REQUIREMENT:
Reproduce all entries word for word.

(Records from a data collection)

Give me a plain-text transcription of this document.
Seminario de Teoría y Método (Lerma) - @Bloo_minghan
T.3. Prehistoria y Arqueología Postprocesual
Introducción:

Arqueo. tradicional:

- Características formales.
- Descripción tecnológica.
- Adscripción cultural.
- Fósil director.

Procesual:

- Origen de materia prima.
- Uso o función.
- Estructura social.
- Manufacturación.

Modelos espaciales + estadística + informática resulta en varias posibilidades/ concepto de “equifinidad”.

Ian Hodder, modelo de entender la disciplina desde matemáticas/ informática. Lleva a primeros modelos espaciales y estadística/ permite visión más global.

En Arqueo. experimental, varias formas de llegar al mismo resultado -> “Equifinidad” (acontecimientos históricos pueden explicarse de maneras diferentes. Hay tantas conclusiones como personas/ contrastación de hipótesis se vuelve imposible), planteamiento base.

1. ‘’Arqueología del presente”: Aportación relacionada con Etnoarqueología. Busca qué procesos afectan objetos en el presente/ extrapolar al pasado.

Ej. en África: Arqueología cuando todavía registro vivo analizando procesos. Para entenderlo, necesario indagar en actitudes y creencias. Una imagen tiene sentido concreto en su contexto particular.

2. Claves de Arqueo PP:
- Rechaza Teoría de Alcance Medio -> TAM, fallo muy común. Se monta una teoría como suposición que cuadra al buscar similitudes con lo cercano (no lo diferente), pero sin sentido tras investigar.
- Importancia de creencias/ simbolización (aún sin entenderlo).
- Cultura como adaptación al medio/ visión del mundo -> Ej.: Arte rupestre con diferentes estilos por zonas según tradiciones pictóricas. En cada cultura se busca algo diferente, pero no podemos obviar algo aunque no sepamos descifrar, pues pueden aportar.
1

WORKED SOLUTION:
Give me a plain-text transcription of this document.
Seminario de Teoría y Método (Lerma) - @Bloo_minghan
T.3. Prehistoria y Arqueología Postprocesual
Introducción:

Arqueo. tradicional:

- Características formales.
- Descripción tecnológica.
- Adscripción cultural.
- Fósil director.

Procesual:

- Origen de materia prima.
- Uso o función.
- Estructura social.
- Manufacturación.

Modelos espaciales + estadística + informática resulta en varias posibilidades/ concepto de “equifinidad”.

Ian Hodder, modelo de entender la disciplina desde matemáticas/ informática. Lleva a primeros modelos espaciales y estadística/ permite visión más global.

En Arqueo. experimental, varias formas de llegar al mismo resultado -> “Equifinidad” (acontecimientos históricos pueden explicarse de maneras diferentes. Hay tantas conclusiones como personas/ contrastación de hipótesis se vuelve imposible), planteamiento base.

1. ‘’Arqueología del presente”: Aportación relacionada con Etnoarqueología. Busca qué procesos afectan objetos en el presente/ extrapolar al pasado.

Ej. en África: Arqueología cuando todavía registro vivo analizando procesos. Para entenderlo, necesario indagar en actitudes y creencias. Una imagen tiene sentido concreto en su contexto particular.

2. Claves de Arqueo PP:
- Rechaza Teoría de Alcance Medio -> TAM, fallo muy común. Se monta una teoría como suposición que cuadra al buscar similitudes con lo cercano (no lo diferente), pero sin sentido tras investigar.
- Importancia de creencias/ simbolización (aún sin entenderlo).
- Cultura como adaptación al medio/ visión del mundo -> Ej.: Arte rupestre con diferentes estilos por zonas según tradiciones pictóricas. En cada cultura se busca algo diferente, pero no podemos obviar algo aunque no sepamos descifrar, pues pueden aportar.
1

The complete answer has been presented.